--- start ---
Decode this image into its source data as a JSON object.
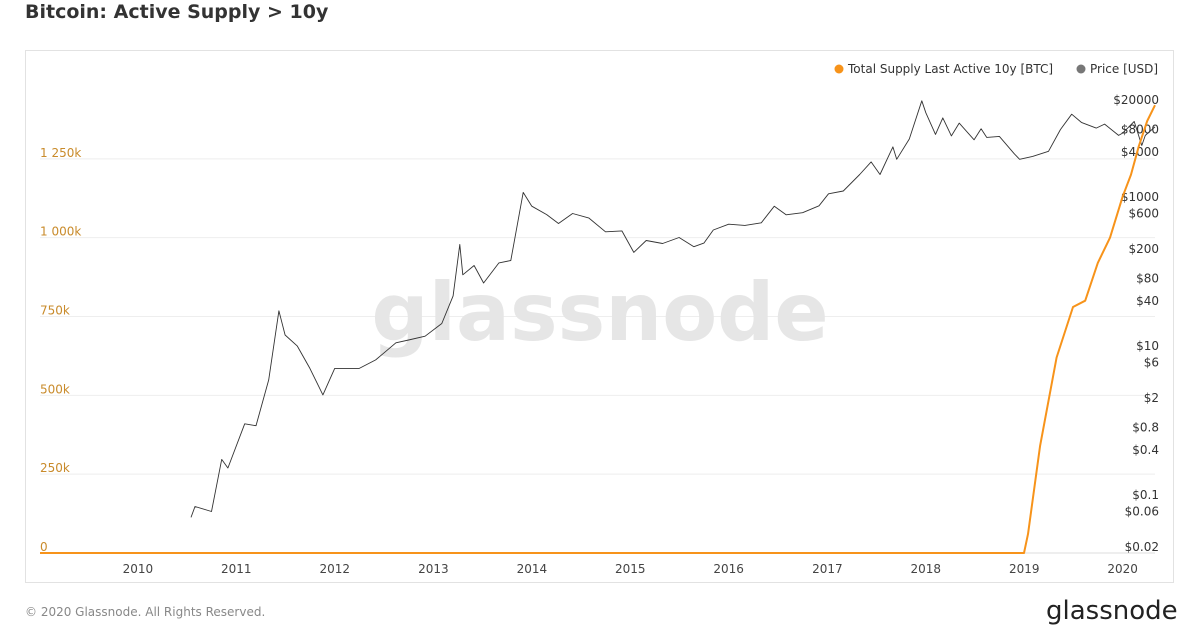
{
  "title": "Bitcoin: Active Supply > 10y",
  "footer": {
    "copyright": "© 2020 Glassnode. All Rights Reserved.",
    "logo": "glassnode"
  },
  "watermark": "glassnode",
  "colors": {
    "supply": "#f7931a",
    "price": "#333333",
    "price_legend": "#777777",
    "left_axis": "#c98b2b",
    "grid": "#eeeeee"
  },
  "chart_data": {
    "type": "line",
    "title": "Bitcoin: Active Supply > 10y",
    "legend_position": "top-right",
    "grid": true,
    "x_ticks": [
      "2010",
      "2011",
      "2012",
      "2013",
      "2014",
      "2015",
      "2016",
      "2017",
      "2018",
      "2019",
      "2020"
    ],
    "x_range": [
      "2009-01-03",
      "2020-04-30"
    ],
    "y_left": {
      "ticks": [
        "0",
        "250k",
        "500k",
        "750k",
        "1 000k",
        "1 250k"
      ],
      "range": [
        0,
        1500000
      ]
    },
    "y_right": {
      "ticks": [
        "$0.02",
        "$0.06",
        "$0.1",
        "$0.4",
        "$0.8",
        "$2",
        "$6",
        "$10",
        "$40",
        "$80",
        "$200",
        "$600",
        "$1000",
        "$4000",
        "$8000",
        "$20000"
      ],
      "scale": "log",
      "range": [
        0.02,
        20000
      ]
    },
    "series": [
      {
        "name": "Total Supply Last Active 10y [BTC]",
        "axis": "left",
        "x": [
          "2009-01-03",
          "2018-12-31",
          "2019-01-15",
          "2019-03-01",
          "2019-05-01",
          "2019-07-01",
          "2019-08-15",
          "2019-10-01",
          "2019-11-15",
          "2020-01-01",
          "2020-02-01",
          "2020-03-01",
          "2020-04-01",
          "2020-04-30"
        ],
        "y": [
          0,
          0,
          60000,
          340000,
          620000,
          780000,
          800000,
          920000,
          1000000,
          1130000,
          1200000,
          1290000,
          1370000,
          1420000
        ]
      },
      {
        "name": "Price [USD]",
        "axis": "right",
        "x": [
          "2010-07-17",
          "2010-08-01",
          "2010-10-01",
          "2010-11-08",
          "2010-12-01",
          "2011-02-01",
          "2011-03-15",
          "2011-05-01",
          "2011-06-08",
          "2011-07-01",
          "2011-08-15",
          "2011-10-01",
          "2011-11-18",
          "2012-01-01",
          "2012-04-01",
          "2012-06-01",
          "2012-08-15",
          "2012-10-01",
          "2012-12-01",
          "2013-02-01",
          "2013-03-15",
          "2013-04-09",
          "2013-04-20",
          "2013-06-01",
          "2013-07-06",
          "2013-09-01",
          "2013-10-15",
          "2013-11-30",
          "2014-01-01",
          "2014-02-25",
          "2014-04-10",
          "2014-06-01",
          "2014-08-01",
          "2014-10-01",
          "2014-12-01",
          "2015-01-14",
          "2015-03-01",
          "2015-05-01",
          "2015-07-01",
          "2015-08-25",
          "2015-10-01",
          "2015-11-05",
          "2016-01-01",
          "2016-03-01",
          "2016-05-01",
          "2016-06-18",
          "2016-08-01",
          "2016-10-01",
          "2016-12-01",
          "2017-01-05",
          "2017-03-01",
          "2017-05-01",
          "2017-06-12",
          "2017-07-15",
          "2017-09-01",
          "2017-09-15",
          "2017-11-01",
          "2017-12-17",
          "2018-01-01",
          "2018-02-06",
          "2018-03-05",
          "2018-04-06",
          "2018-05-05",
          "2018-06-29",
          "2018-07-25",
          "2018-08-15",
          "2018-10-01",
          "2018-11-25",
          "2018-12-15",
          "2019-02-01",
          "2019-04-01",
          "2019-05-15",
          "2019-06-26",
          "2019-08-01",
          "2019-09-25",
          "2019-10-26",
          "2019-12-17",
          "2020-01-01",
          "2020-02-13",
          "2020-03-12",
          "2020-03-25",
          "2020-04-30"
        ],
        "y": [
          0.05,
          0.07,
          0.06,
          0.3,
          0.23,
          0.9,
          0.85,
          3.5,
          29.6,
          14,
          10,
          5,
          2.2,
          5,
          5,
          6.5,
          11,
          12,
          13.5,
          20,
          47,
          230,
          90,
          120,
          70,
          130,
          140,
          1150,
          750,
          580,
          440,
          600,
          520,
          340,
          350,
          180,
          260,
          237,
          285,
          215,
          240,
          360,
          430,
          415,
          450,
          750,
          575,
          615,
          760,
          1100,
          1200,
          2000,
          2950,
          2000,
          4700,
          3200,
          6000,
          19500,
          13500,
          6900,
          11500,
          6600,
          9800,
          5850,
          8200,
          6300,
          6500,
          3800,
          3200,
          3500,
          4100,
          8000,
          12900,
          10000,
          8400,
          9500,
          6700,
          7200,
          10300,
          4900,
          6700,
          8700
        ]
      }
    ]
  }
}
--- end ---
Repeat the full listing above exactly, with no pictures in the copy.

Decode this image into its source data as a JSON object.
{
  "title": "Bitcoin: Active Supply > 10y",
  "footer": {
    "copyright": "© 2020 Glassnode. All Rights Reserved.",
    "logo": "glassnode"
  },
  "watermark": "glassnode",
  "colors": {
    "supply": "#f7931a",
    "price": "#333333",
    "price_legend": "#777777",
    "left_axis": "#c98b2b",
    "grid": "#eeeeee"
  },
  "chart_data": {
    "type": "line",
    "title": "Bitcoin: Active Supply > 10y",
    "legend_position": "top-right",
    "grid": true,
    "x_ticks": [
      "2010",
      "2011",
      "2012",
      "2013",
      "2014",
      "2015",
      "2016",
      "2017",
      "2018",
      "2019",
      "2020"
    ],
    "x_range": [
      "2009-01-03",
      "2020-04-30"
    ],
    "y_left": {
      "ticks": [
        "0",
        "250k",
        "500k",
        "750k",
        "1 000k",
        "1 250k"
      ],
      "range": [
        0,
        1500000
      ]
    },
    "y_right": {
      "ticks": [
        "$0.02",
        "$0.06",
        "$0.1",
        "$0.4",
        "$0.8",
        "$2",
        "$6",
        "$10",
        "$40",
        "$80",
        "$200",
        "$600",
        "$1000",
        "$4000",
        "$8000",
        "$20000"
      ],
      "scale": "log",
      "range": [
        0.02,
        20000
      ]
    },
    "series": [
      {
        "name": "Total Supply Last Active 10y [BTC]",
        "axis": "left",
        "x": [
          "2009-01-03",
          "2018-12-31",
          "2019-01-15",
          "2019-03-01",
          "2019-05-01",
          "2019-07-01",
          "2019-08-15",
          "2019-10-01",
          "2019-11-15",
          "2020-01-01",
          "2020-02-01",
          "2020-03-01",
          "2020-04-01",
          "2020-04-30"
        ],
        "y": [
          0,
          0,
          60000,
          340000,
          620000,
          780000,
          800000,
          920000,
          1000000,
          1130000,
          1200000,
          1290000,
          1370000,
          1420000
        ]
      },
      {
        "name": "Price [USD]",
        "axis": "right",
        "x": [
          "2010-07-17",
          "2010-08-01",
          "2010-10-01",
          "2010-11-08",
          "2010-12-01",
          "2011-02-01",
          "2011-03-15",
          "2011-05-01",
          "2011-06-08",
          "2011-07-01",
          "2011-08-15",
          "2011-10-01",
          "2011-11-18",
          "2012-01-01",
          "2012-04-01",
          "2012-06-01",
          "2012-08-15",
          "2012-10-01",
          "2012-12-01",
          "2013-02-01",
          "2013-03-15",
          "2013-04-09",
          "2013-04-20",
          "2013-06-01",
          "2013-07-06",
          "2013-09-01",
          "2013-10-15",
          "2013-11-30",
          "2014-01-01",
          "2014-02-25",
          "2014-04-10",
          "2014-06-01",
          "2014-08-01",
          "2014-10-01",
          "2014-12-01",
          "2015-01-14",
          "2015-03-01",
          "2015-05-01",
          "2015-07-01",
          "2015-08-25",
          "2015-10-01",
          "2015-11-05",
          "2016-01-01",
          "2016-03-01",
          "2016-05-01",
          "2016-06-18",
          "2016-08-01",
          "2016-10-01",
          "2016-12-01",
          "2017-01-05",
          "2017-03-01",
          "2017-05-01",
          "2017-06-12",
          "2017-07-15",
          "2017-09-01",
          "2017-09-15",
          "2017-11-01",
          "2017-12-17",
          "2018-01-01",
          "2018-02-06",
          "2018-03-05",
          "2018-04-06",
          "2018-05-05",
          "2018-06-29",
          "2018-07-25",
          "2018-08-15",
          "2018-10-01",
          "2018-11-25",
          "2018-12-15",
          "2019-02-01",
          "2019-04-01",
          "2019-05-15",
          "2019-06-26",
          "2019-08-01",
          "2019-09-25",
          "2019-10-26",
          "2019-12-17",
          "2020-01-01",
          "2020-02-13",
          "2020-03-12",
          "2020-03-25",
          "2020-04-30"
        ],
        "y": [
          0.05,
          0.07,
          0.06,
          0.3,
          0.23,
          0.9,
          0.85,
          3.5,
          29.6,
          14,
          10,
          5,
          2.2,
          5,
          5,
          6.5,
          11,
          12,
          13.5,
          20,
          47,
          230,
          90,
          120,
          70,
          130,
          140,
          1150,
          750,
          580,
          440,
          600,
          520,
          340,
          350,
          180,
          260,
          237,
          285,
          215,
          240,
          360,
          430,
          415,
          450,
          750,
          575,
          615,
          760,
          1100,
          1200,
          2000,
          2950,
          2000,
          4700,
          3200,
          6000,
          19500,
          13500,
          6900,
          11500,
          6600,
          9800,
          5850,
          8200,
          6300,
          6500,
          3800,
          3200,
          3500,
          4100,
          8000,
          12900,
          10000,
          8400,
          9500,
          6700,
          7200,
          10300,
          4900,
          6700,
          8700
        ]
      }
    ]
  }
}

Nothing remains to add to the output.